Locate all lines in the data below that hold "random" and show them.

(Data items)
━━━━━━━━━━━━━━━━━━━━

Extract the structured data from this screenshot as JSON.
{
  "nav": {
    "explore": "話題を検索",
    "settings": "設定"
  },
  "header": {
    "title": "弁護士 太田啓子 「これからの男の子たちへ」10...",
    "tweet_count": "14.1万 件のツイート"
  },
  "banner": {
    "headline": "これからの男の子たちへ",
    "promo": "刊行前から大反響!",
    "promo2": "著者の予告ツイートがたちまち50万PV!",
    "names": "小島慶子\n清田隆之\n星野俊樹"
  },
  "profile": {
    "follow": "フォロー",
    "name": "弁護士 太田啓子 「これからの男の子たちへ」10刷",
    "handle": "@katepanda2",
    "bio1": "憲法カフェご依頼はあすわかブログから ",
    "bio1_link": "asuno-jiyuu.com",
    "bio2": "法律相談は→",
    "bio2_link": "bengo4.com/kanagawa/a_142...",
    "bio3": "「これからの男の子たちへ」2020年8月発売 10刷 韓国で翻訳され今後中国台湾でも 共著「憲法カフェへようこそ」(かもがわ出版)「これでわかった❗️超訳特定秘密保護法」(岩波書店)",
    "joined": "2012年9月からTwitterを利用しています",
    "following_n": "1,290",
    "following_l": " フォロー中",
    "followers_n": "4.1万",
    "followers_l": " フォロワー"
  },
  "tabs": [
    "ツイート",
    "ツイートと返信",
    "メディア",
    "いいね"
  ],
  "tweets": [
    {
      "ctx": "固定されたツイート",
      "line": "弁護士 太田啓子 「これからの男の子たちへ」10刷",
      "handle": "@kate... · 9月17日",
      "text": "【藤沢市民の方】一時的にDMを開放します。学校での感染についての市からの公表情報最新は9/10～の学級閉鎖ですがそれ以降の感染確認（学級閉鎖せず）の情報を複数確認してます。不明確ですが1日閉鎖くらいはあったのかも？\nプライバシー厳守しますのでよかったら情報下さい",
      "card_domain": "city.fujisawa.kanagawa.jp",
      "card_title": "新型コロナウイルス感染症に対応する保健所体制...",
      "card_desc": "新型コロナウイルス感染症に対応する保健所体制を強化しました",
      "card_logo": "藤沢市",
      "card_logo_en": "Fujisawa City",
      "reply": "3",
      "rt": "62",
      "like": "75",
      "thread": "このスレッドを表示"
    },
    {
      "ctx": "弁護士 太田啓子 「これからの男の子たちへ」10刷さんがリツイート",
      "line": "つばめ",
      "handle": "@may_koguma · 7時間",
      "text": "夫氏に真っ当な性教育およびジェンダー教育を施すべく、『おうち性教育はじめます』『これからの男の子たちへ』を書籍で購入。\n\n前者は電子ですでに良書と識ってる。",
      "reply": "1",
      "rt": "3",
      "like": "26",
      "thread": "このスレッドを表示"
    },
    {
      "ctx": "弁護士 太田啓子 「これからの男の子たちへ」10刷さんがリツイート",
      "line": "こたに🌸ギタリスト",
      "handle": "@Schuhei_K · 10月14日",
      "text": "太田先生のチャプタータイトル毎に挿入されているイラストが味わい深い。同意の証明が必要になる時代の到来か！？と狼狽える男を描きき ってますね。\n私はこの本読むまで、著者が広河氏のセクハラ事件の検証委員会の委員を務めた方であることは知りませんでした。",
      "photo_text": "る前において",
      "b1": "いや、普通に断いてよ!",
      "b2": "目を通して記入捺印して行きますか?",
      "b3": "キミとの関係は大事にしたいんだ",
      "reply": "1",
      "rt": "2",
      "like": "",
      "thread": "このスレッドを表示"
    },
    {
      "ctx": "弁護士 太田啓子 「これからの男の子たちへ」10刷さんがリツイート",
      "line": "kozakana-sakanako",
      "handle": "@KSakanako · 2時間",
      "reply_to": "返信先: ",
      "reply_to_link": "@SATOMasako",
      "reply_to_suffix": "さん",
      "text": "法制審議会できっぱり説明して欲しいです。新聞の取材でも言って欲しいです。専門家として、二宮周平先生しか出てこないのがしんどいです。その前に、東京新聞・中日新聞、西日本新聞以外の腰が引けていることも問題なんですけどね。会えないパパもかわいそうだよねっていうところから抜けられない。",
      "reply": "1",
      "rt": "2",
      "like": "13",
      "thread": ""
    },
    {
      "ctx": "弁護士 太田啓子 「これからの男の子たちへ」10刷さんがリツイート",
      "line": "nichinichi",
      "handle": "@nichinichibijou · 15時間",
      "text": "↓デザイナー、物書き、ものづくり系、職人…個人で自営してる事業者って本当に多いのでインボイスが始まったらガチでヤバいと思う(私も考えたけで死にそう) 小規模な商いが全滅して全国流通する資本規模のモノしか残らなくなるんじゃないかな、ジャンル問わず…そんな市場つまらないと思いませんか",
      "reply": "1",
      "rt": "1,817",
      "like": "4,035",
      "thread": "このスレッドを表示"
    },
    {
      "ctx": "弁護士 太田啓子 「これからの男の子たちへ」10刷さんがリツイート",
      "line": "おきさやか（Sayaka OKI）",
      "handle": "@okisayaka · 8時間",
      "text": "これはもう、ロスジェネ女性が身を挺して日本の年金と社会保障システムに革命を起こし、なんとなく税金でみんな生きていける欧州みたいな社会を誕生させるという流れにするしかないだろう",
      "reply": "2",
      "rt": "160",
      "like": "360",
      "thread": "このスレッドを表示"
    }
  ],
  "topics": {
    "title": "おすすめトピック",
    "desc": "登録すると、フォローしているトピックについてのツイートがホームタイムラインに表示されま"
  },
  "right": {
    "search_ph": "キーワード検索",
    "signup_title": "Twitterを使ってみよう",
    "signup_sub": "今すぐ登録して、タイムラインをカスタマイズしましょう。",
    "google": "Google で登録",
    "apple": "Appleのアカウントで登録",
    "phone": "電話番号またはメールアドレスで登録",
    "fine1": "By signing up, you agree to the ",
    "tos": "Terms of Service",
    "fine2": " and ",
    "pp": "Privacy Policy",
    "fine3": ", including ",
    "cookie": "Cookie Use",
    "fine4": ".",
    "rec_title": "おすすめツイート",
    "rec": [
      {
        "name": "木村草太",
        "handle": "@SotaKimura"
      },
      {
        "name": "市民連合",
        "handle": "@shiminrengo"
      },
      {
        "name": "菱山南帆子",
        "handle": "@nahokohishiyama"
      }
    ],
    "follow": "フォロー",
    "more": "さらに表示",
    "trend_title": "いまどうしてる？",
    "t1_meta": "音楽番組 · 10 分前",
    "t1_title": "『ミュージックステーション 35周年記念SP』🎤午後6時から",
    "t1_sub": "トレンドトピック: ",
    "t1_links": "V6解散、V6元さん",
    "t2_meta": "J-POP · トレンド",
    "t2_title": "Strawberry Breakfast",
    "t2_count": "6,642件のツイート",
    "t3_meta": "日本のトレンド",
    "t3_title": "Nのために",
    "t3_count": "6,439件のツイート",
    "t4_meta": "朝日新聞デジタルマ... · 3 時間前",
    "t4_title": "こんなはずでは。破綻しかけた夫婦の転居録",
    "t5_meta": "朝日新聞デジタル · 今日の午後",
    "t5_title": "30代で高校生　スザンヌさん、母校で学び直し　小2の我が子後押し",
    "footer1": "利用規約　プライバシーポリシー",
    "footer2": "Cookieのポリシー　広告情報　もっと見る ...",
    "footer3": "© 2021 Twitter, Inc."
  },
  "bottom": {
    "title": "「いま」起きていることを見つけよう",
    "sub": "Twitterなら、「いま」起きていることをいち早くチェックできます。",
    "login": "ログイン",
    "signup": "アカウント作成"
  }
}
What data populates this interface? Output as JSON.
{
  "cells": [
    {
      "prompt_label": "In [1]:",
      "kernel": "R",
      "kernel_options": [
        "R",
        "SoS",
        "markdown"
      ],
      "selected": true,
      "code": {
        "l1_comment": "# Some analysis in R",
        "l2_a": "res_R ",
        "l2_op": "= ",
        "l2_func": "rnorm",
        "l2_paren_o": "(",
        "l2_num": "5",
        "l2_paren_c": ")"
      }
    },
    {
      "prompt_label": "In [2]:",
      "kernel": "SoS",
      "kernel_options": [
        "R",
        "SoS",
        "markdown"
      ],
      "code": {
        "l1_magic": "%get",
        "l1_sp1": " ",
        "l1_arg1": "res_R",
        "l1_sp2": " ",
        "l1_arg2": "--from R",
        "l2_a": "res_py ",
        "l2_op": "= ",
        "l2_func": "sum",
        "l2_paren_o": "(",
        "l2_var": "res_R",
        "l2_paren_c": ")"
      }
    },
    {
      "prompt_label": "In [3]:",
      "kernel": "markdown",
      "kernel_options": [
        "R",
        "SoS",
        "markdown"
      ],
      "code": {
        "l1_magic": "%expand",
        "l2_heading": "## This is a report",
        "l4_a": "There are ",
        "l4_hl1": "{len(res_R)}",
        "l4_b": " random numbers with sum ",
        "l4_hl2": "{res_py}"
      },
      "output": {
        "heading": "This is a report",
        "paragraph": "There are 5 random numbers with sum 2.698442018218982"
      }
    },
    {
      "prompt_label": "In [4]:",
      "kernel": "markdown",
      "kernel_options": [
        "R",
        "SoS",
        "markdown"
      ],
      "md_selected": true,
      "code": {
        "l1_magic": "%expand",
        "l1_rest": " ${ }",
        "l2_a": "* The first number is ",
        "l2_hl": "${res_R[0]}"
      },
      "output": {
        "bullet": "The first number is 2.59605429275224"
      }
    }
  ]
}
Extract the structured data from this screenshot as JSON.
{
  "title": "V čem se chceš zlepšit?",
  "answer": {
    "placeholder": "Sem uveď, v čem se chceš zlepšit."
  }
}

━━━━━━━━━━━━━━━━━━━━

Solution to this task ::
        "l4_b": " random numbers with sum ",
        "paragraph": "There are 5 random numbers with sum 2.698442018218982"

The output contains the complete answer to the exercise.